Write the records below out again exactly as given, with no images.

---------- Records supplied ----------

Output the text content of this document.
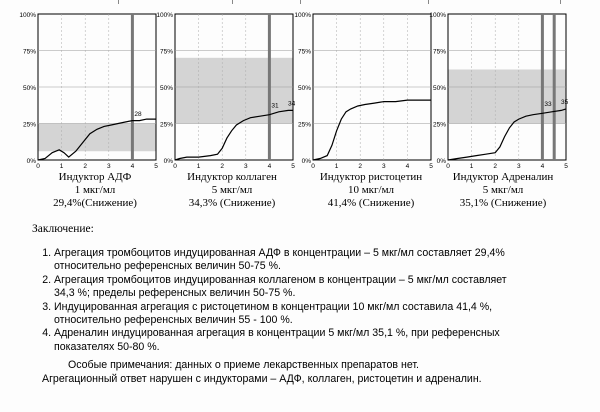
0%
25%
50%
75%
100%
0	1	2	3	4	5
28
0%
25%
50%
75%
100%
0	1	2	3	4	5
31 34
0%
25%
50%
75%
100%
0	1	2	3	4	5
0%
25%
50%
75%
100%
0	1	2	3	4	5
33 35
Индуктор АДФ
1 мкг/мл
29,4%(Снижение)
Индуктор коллаген
5 мкг/мл
34,3% (Снижение)
Индуктор ристоцетин
10 мкг/мл
41,4% (Снижение)
Индуктор Адреналин
5 мкг/мл
35,1% (Снижение)
Заключение:
1. Агрегация тромбоцитов индуцированная АДФ в концентрации – 5 мкг/мл составляет 29,4%
относительно референсных величин 50-75 %.
2. Агрегация тромбоцитов индуцированная коллагеном в концентрации – 5 мкг/мл составляет
34,3 %; пределы референсных величин 50-75 %.
3. Индуцированная агрегация с ристоцетином в концентрации 10 мкг/мл составила 41,4 %,
относительно референсных величин 55 - 100 %.
4. Адреналин индуцированная агрегация в концентрации 5 мкг/мл 35,1 %, при референсных
показателях 50-80 %.
Особые примечания: данных о приеме лекарственных препаратов нет.
Агрегационный ответ нарушен с индукторами – АДФ, коллаген, ристоцетин и адреналин.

----------

▸ Written solution:
Output the text content of this document.
0%
25%
50%
75%
100%
0	1	2	3	4	5
28
0%
25%
50%
75%
100%
0	1	2	3	4	5
31 34
0%
25%
50%
75%
100%
0	1	2	3	4	5
0%
25%
50%
75%
100%
0	1	2	3	4	5
33 35
Индуктор АДФ
1 мкг/мл
29,4%(Снижение)
Индуктор коллаген
5 мкг/мл
34,3% (Снижение)
Индуктор ристоцетин
10 мкг/мл
41,4% (Снижение)
Индуктор Адреналин
5 мкг/мл
35,1% (Снижение)
Заключение:
1. Агрегация тромбоцитов индуцированная АДФ в концентрации – 5 мкг/мл составляет 29,4%
относительно референсных величин 50-75 %.
2. Агрегация тромбоцитов индуцированная коллагеном в концентрации – 5 мкг/мл составляет
34,3 %; пределы референсных величин 50-75 %.
3. Индуцированная агрегация с ристоцетином в концентрации 10 мкг/мл составила 41,4 %,
относительно референсных величин 55 - 100 %.
4. Адреналин индуцированная агрегация в концентрации 5 мкг/мл 35,1 %, при референсных
показателях 50-80 %.
Особые примечания: данных о приеме лекарственных препаратов нет.
Агрегационный ответ нарушен с индукторами – АДФ, коллаген, ристоцетин и адреналин.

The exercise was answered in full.